**Work required**
Could you copy every line from the material below in which "xlabel" appears?

**Extracted information**
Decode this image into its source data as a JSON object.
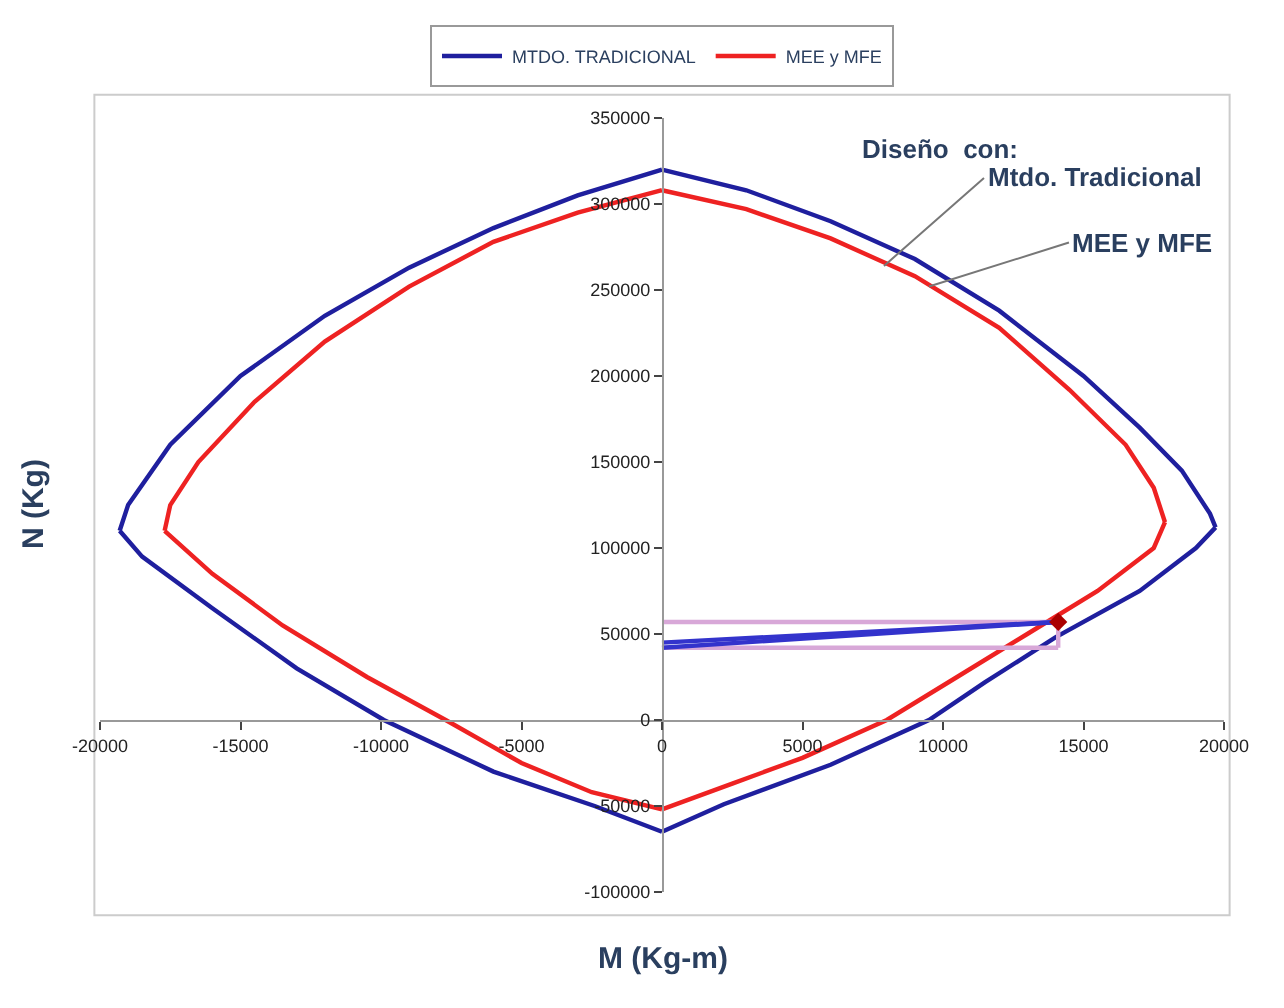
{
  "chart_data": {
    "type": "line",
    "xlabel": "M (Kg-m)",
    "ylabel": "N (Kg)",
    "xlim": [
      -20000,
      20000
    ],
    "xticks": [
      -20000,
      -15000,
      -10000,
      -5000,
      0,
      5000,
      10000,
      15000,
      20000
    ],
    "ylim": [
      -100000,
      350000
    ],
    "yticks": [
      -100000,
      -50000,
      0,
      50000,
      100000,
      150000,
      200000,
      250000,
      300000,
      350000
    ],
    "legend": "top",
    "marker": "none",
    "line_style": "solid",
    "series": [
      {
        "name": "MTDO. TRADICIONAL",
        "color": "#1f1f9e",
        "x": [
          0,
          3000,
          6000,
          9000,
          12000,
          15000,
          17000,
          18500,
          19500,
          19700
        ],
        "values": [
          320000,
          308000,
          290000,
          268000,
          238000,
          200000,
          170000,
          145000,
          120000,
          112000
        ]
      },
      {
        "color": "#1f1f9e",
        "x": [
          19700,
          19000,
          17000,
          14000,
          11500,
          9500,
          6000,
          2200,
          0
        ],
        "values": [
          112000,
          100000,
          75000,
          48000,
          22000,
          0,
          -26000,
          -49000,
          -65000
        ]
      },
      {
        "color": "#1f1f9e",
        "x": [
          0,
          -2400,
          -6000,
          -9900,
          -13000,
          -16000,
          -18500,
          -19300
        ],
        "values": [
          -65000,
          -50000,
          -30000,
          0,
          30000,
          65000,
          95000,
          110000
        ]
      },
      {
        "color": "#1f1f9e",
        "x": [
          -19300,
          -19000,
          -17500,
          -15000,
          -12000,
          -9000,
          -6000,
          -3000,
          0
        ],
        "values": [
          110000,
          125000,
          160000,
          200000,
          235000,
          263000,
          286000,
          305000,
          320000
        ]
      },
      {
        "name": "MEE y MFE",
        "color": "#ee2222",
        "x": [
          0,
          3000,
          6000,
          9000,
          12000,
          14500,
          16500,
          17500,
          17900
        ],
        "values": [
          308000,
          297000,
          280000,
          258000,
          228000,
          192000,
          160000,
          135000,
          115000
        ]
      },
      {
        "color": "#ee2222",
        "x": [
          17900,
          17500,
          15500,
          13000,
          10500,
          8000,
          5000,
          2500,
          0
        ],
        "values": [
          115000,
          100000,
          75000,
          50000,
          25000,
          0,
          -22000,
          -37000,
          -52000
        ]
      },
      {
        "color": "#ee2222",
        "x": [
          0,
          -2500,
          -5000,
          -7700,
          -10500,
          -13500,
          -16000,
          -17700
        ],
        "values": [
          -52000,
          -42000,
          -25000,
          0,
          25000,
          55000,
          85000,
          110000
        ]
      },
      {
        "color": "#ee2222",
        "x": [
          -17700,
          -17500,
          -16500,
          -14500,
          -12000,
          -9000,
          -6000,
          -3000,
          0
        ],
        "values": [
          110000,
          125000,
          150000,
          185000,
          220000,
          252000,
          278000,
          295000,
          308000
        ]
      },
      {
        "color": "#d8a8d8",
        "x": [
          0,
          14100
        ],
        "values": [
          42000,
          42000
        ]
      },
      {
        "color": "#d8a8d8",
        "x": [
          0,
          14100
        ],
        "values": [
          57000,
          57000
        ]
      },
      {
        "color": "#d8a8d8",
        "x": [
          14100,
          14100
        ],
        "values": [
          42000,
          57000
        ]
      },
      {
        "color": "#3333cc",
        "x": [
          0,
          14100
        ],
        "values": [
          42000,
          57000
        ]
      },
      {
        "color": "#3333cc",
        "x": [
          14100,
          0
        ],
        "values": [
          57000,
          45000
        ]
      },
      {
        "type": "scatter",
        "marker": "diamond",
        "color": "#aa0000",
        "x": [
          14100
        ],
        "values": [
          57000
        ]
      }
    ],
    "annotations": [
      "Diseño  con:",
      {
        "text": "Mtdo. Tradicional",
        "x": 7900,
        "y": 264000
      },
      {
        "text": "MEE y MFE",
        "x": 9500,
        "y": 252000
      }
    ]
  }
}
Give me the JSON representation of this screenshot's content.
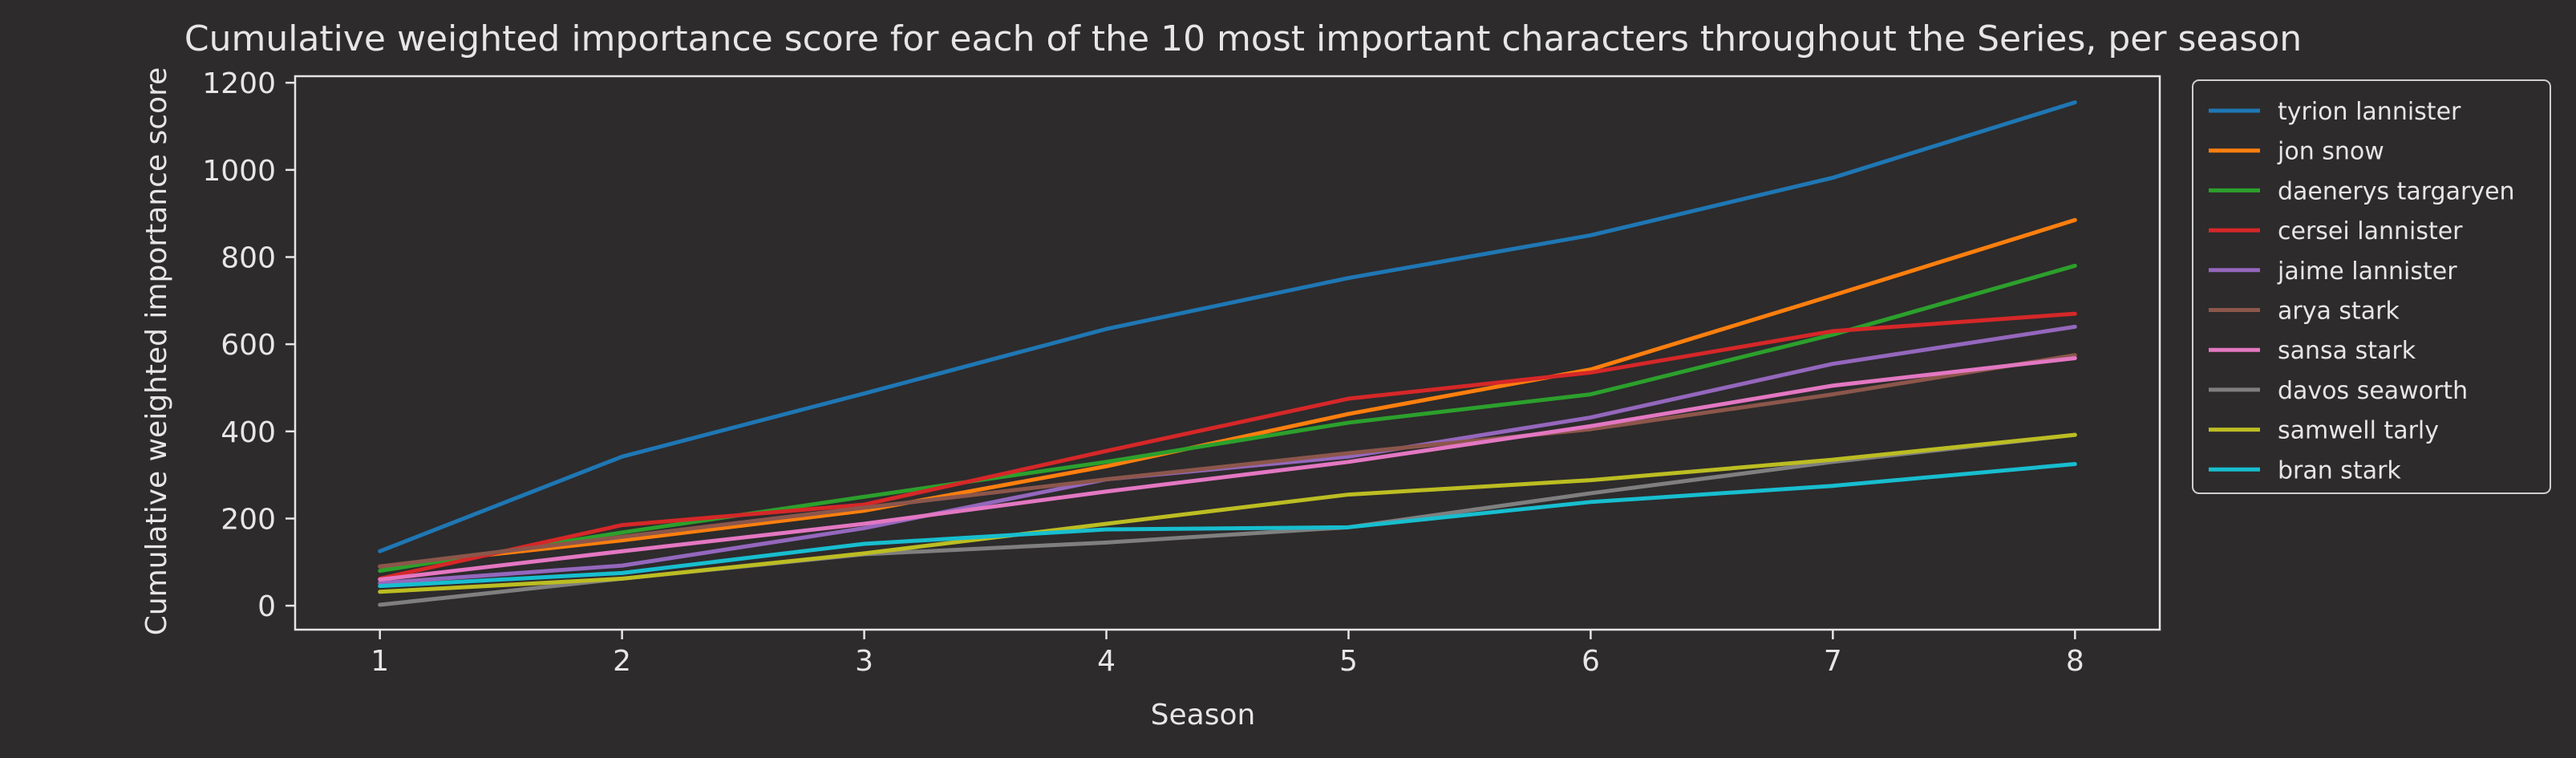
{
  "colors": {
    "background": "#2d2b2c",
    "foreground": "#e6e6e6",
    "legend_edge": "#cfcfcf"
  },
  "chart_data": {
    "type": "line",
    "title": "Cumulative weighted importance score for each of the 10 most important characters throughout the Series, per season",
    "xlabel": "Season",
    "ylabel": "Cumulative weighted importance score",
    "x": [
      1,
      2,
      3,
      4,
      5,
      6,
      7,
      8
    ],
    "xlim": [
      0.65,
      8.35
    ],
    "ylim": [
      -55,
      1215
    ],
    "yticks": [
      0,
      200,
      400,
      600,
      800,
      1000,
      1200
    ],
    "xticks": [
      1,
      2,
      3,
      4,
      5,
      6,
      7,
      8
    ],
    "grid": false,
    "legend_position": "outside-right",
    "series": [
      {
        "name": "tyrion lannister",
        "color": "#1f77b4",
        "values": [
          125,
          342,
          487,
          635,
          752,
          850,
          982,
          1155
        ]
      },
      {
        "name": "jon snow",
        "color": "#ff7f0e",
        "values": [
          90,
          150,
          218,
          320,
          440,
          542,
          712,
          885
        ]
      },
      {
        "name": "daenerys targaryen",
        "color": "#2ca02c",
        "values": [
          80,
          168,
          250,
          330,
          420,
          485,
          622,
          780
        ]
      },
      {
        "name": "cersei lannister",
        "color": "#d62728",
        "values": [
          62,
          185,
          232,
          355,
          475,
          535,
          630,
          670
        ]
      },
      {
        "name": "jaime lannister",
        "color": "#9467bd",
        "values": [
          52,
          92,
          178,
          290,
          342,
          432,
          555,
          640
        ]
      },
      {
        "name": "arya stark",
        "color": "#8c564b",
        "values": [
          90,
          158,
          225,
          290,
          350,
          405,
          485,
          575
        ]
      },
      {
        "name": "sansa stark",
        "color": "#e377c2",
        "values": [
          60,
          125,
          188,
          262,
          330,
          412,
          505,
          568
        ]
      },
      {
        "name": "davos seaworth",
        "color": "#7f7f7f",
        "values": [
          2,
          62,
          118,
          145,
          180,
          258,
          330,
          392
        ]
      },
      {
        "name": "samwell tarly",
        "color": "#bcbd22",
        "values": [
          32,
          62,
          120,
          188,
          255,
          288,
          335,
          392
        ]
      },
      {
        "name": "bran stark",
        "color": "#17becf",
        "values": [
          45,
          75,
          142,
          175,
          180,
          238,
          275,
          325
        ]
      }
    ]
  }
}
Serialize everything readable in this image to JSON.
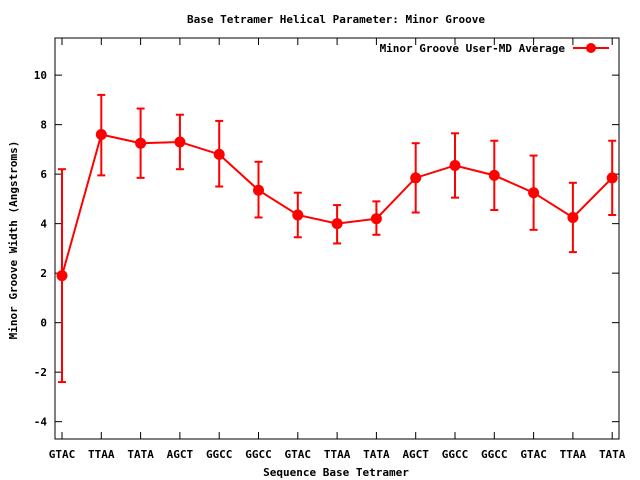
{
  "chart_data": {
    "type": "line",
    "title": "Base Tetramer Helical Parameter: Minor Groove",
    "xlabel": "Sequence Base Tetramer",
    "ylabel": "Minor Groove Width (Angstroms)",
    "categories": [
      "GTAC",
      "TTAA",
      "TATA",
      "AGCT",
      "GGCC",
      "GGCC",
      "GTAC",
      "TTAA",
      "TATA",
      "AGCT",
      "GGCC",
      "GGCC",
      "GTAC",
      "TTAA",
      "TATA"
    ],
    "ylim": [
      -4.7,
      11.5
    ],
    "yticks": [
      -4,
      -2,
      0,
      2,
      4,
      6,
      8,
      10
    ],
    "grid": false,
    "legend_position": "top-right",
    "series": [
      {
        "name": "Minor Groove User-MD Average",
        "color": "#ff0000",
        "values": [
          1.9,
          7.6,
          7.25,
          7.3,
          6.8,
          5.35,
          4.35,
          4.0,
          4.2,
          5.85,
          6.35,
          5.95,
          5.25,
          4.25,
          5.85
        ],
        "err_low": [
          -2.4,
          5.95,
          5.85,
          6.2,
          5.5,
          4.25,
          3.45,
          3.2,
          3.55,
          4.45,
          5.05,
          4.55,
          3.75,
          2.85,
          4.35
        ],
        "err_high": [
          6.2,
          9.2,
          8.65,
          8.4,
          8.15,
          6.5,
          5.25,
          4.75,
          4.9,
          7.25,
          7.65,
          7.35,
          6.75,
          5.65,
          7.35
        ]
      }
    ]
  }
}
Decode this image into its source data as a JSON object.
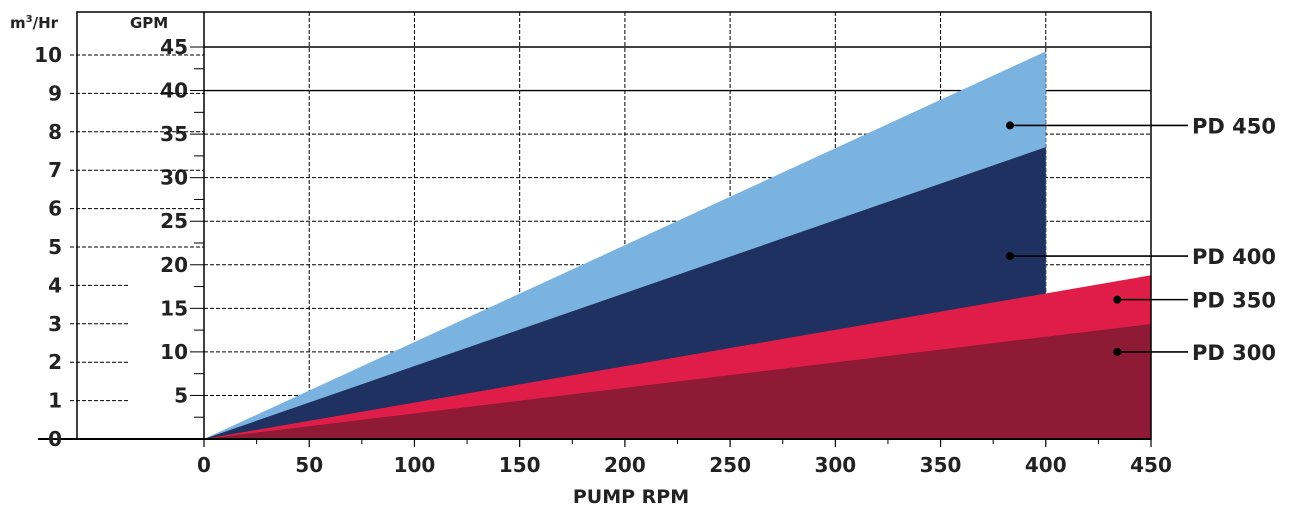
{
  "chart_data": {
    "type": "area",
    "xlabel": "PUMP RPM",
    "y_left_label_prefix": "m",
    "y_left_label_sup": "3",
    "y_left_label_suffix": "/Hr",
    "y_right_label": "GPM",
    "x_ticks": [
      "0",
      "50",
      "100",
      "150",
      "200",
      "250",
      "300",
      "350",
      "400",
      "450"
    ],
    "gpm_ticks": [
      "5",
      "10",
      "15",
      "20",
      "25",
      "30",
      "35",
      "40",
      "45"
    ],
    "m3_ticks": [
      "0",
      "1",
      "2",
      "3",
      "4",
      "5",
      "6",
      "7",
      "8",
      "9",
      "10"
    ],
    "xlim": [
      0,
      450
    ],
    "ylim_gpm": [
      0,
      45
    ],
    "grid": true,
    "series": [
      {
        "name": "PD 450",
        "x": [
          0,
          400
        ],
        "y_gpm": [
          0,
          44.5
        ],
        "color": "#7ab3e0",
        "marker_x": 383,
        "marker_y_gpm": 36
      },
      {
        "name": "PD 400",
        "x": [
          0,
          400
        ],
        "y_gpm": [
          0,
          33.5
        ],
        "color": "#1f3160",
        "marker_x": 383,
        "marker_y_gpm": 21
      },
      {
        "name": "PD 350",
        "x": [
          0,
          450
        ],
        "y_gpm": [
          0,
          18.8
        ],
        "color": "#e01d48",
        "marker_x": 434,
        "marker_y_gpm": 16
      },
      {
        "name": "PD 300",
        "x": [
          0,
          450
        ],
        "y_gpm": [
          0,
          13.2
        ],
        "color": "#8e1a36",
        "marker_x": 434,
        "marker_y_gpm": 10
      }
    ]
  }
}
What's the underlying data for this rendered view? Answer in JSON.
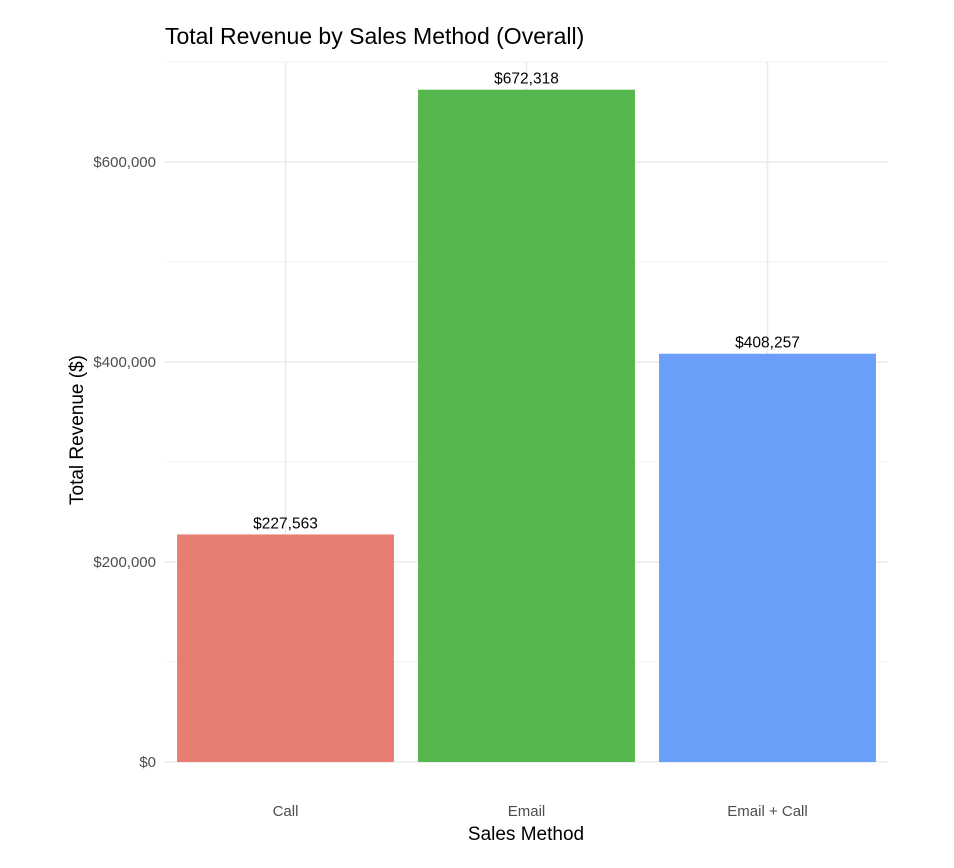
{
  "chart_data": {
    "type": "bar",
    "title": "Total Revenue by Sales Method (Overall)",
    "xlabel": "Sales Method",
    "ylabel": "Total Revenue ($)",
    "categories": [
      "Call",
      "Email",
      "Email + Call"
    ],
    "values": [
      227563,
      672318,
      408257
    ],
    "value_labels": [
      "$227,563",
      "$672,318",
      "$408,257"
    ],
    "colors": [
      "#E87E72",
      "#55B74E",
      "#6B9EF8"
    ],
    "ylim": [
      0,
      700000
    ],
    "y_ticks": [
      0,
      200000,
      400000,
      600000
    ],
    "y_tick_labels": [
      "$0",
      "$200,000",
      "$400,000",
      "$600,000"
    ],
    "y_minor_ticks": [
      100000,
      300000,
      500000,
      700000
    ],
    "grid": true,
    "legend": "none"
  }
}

**Reply to the task**
    "xlabel": "M (Kg-m)",
    "xlabel": "Season",
    "xlabel": "Sequence Base Tetramer",
    "xlabel": "PUMP RPM",
    "xlabel": "Sales Method",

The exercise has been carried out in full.